-- Start --
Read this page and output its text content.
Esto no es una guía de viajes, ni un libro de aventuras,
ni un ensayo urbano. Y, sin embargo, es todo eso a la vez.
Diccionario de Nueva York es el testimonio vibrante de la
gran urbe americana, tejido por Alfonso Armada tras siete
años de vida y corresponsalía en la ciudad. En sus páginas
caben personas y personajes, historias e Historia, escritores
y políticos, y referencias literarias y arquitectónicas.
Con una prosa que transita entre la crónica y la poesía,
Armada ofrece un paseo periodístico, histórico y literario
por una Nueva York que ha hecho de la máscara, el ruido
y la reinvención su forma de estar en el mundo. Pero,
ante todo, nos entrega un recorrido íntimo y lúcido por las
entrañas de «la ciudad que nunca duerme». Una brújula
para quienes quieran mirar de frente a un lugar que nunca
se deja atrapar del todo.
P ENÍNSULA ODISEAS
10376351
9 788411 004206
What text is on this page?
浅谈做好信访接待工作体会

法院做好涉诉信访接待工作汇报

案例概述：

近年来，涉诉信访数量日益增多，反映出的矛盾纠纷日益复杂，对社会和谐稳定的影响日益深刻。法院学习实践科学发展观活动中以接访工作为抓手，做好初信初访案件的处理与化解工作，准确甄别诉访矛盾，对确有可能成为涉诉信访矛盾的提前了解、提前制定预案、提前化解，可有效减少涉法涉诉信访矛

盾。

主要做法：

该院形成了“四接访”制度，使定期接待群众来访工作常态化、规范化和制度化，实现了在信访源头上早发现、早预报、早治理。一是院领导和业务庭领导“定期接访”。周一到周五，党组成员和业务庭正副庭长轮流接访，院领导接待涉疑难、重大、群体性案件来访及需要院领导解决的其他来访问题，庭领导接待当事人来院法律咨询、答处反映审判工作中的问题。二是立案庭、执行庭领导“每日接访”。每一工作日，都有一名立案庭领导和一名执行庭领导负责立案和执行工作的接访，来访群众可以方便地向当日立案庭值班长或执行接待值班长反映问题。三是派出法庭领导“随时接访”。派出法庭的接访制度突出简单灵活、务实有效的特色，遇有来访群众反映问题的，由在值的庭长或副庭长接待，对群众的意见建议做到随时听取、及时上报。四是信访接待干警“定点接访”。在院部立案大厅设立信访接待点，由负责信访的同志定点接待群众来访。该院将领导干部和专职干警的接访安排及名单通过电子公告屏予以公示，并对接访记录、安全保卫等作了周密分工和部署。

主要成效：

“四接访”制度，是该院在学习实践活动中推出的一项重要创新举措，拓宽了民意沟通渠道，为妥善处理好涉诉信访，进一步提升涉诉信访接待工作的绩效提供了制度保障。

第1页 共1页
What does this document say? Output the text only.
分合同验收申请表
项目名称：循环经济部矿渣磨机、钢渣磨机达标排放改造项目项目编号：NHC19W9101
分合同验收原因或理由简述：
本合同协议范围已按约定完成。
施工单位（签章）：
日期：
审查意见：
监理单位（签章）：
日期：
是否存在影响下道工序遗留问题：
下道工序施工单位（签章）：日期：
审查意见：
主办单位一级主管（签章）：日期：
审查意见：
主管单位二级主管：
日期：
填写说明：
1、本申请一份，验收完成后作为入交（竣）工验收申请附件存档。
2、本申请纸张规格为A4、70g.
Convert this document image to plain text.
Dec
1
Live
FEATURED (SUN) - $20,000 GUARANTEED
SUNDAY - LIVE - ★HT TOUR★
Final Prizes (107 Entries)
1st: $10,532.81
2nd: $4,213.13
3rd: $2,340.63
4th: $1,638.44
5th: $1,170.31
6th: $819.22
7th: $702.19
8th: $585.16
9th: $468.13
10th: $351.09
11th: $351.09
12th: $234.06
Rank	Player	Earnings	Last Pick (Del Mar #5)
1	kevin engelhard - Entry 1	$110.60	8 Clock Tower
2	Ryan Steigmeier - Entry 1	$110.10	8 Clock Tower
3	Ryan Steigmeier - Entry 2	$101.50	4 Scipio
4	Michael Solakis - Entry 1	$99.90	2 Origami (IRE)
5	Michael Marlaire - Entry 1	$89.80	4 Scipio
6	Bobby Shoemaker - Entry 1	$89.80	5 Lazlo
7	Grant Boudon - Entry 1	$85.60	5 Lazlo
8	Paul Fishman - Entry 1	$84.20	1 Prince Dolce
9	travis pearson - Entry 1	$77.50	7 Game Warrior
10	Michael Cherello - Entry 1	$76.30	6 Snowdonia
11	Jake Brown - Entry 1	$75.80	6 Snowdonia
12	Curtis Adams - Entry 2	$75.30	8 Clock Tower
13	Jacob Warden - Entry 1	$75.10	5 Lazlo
-- End --
* Written task *
From the listing above, copy out each line where the word "What" appears.

* Written solution *
What text is on this page?
What does this document say? Output the text only.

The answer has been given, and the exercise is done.